=== What you should do ===
Among the entries below, find how many lines carry the word "text" and state only that figure.

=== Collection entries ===
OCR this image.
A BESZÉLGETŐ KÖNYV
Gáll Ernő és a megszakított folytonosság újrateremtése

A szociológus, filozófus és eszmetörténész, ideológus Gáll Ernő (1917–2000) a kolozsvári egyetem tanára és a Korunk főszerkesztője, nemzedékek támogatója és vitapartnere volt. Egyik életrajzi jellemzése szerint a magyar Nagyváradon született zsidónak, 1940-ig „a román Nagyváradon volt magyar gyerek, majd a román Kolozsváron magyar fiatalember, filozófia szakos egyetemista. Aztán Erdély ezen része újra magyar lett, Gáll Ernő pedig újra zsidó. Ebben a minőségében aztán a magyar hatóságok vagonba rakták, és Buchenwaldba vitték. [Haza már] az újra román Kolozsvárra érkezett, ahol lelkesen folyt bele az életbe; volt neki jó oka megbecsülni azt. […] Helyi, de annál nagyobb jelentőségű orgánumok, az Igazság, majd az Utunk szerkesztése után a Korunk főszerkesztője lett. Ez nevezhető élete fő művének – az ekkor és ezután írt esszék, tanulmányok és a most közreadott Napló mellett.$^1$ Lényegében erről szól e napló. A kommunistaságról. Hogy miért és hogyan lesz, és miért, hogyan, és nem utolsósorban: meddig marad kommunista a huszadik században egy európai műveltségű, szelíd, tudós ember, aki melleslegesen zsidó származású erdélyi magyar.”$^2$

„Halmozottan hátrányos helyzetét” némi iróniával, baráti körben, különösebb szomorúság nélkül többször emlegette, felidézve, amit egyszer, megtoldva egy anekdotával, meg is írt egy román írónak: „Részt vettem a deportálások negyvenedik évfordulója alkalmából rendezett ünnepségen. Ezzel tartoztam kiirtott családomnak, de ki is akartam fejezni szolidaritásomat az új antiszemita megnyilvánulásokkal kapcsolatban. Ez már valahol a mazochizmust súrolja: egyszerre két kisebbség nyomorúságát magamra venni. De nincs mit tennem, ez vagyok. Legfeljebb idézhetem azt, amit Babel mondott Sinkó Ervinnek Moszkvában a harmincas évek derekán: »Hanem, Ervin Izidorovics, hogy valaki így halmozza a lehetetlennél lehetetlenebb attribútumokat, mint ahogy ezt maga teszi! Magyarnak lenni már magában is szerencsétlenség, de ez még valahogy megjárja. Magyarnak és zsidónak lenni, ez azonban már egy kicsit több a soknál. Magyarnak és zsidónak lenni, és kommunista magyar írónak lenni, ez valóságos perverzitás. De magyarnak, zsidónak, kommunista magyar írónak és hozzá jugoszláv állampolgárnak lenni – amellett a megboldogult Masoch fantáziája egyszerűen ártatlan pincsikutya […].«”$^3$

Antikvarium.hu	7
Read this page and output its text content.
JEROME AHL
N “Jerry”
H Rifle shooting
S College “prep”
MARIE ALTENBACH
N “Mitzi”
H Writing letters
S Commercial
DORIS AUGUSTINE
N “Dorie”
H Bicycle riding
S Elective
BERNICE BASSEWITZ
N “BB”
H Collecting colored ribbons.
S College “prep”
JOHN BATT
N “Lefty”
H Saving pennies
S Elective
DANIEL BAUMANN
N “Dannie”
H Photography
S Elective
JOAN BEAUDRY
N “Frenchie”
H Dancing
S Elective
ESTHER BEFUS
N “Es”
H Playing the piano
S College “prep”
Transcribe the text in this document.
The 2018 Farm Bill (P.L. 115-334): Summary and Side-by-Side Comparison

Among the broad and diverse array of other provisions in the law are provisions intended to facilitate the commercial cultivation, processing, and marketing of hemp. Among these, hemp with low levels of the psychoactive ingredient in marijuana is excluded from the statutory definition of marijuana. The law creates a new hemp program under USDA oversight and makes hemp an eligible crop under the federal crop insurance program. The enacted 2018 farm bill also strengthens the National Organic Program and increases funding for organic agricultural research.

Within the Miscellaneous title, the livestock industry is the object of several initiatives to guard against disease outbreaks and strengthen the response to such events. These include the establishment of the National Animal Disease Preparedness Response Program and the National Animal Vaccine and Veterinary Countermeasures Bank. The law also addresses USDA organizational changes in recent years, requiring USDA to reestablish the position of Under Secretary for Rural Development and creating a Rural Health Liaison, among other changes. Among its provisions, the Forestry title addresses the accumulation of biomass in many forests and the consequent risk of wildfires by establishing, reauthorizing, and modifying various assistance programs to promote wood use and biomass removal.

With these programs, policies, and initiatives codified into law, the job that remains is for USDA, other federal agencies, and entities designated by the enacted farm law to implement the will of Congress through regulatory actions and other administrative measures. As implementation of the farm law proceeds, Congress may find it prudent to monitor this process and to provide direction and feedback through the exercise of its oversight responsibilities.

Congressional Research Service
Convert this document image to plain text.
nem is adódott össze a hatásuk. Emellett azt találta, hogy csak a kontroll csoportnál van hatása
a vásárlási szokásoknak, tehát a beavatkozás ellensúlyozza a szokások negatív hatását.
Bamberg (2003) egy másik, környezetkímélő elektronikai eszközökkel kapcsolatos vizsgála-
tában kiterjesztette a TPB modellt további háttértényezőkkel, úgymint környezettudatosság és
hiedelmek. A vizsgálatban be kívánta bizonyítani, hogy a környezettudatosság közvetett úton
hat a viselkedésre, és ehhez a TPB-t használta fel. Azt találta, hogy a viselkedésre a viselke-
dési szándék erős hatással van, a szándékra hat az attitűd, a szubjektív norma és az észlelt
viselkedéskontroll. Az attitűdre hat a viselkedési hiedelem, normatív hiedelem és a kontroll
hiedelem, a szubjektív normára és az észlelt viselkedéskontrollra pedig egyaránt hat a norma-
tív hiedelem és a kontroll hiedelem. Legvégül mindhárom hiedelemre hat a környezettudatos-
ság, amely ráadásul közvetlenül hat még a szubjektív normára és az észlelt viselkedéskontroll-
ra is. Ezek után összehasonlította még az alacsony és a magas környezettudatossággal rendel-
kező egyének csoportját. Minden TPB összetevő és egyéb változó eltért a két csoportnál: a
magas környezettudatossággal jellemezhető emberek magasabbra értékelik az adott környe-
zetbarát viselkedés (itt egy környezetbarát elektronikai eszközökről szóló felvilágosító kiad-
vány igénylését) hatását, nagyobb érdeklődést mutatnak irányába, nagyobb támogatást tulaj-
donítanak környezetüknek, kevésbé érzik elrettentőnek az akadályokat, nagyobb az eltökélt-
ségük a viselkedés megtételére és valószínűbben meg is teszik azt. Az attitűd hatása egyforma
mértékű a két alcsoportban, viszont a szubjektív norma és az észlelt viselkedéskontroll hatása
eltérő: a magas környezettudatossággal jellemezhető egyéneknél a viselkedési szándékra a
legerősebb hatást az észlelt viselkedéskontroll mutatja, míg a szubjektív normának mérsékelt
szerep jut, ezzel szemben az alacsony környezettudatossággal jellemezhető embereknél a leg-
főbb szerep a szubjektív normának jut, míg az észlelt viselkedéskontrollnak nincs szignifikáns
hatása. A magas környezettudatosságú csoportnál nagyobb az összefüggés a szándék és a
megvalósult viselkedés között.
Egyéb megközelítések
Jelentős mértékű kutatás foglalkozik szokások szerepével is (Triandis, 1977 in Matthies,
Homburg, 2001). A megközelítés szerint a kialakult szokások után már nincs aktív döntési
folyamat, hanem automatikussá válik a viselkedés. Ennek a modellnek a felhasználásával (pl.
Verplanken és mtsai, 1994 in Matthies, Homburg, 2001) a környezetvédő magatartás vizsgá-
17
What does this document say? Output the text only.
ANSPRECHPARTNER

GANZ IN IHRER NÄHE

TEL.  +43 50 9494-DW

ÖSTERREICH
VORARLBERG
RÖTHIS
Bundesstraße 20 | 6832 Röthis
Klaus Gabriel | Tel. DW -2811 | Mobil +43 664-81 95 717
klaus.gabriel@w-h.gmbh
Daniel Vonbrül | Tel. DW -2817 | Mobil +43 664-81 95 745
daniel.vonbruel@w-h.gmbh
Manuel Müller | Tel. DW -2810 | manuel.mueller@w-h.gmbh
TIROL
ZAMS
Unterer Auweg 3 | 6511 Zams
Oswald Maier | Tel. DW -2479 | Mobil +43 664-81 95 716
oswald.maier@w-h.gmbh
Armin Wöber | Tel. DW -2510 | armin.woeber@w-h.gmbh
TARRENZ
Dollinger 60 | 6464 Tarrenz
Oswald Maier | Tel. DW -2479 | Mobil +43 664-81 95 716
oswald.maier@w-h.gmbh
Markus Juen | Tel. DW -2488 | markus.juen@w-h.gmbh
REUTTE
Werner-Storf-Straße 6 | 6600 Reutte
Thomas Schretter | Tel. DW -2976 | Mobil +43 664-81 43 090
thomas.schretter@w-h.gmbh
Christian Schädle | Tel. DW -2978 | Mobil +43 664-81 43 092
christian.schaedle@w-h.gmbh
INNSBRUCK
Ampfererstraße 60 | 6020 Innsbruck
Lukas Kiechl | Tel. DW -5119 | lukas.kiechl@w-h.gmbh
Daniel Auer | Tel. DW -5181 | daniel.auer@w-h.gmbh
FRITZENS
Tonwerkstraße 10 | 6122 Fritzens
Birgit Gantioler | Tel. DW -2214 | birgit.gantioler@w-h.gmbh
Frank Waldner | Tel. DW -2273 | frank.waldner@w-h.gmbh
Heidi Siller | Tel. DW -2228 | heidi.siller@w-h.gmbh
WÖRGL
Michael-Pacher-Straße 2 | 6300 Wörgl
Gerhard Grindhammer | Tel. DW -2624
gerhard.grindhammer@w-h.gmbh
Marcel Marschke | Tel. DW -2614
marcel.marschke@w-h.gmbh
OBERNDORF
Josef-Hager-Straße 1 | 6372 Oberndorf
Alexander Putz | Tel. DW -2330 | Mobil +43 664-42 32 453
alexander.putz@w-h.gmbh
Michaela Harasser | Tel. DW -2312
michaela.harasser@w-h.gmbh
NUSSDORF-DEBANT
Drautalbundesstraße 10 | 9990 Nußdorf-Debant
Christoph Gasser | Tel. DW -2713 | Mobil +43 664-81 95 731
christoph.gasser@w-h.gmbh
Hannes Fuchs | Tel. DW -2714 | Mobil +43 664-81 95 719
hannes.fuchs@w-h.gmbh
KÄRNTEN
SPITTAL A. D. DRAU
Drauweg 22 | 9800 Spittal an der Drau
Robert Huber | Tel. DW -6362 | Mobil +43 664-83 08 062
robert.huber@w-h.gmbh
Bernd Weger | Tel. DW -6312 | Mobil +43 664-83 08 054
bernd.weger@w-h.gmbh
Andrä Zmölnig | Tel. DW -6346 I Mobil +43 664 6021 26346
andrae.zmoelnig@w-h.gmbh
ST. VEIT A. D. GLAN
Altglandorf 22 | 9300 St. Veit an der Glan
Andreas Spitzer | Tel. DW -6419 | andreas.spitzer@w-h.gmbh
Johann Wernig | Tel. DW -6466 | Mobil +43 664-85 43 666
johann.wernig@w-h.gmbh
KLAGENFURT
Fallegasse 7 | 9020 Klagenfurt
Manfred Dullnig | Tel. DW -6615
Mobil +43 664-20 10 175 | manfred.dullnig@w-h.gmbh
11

=== Exercise response ===
4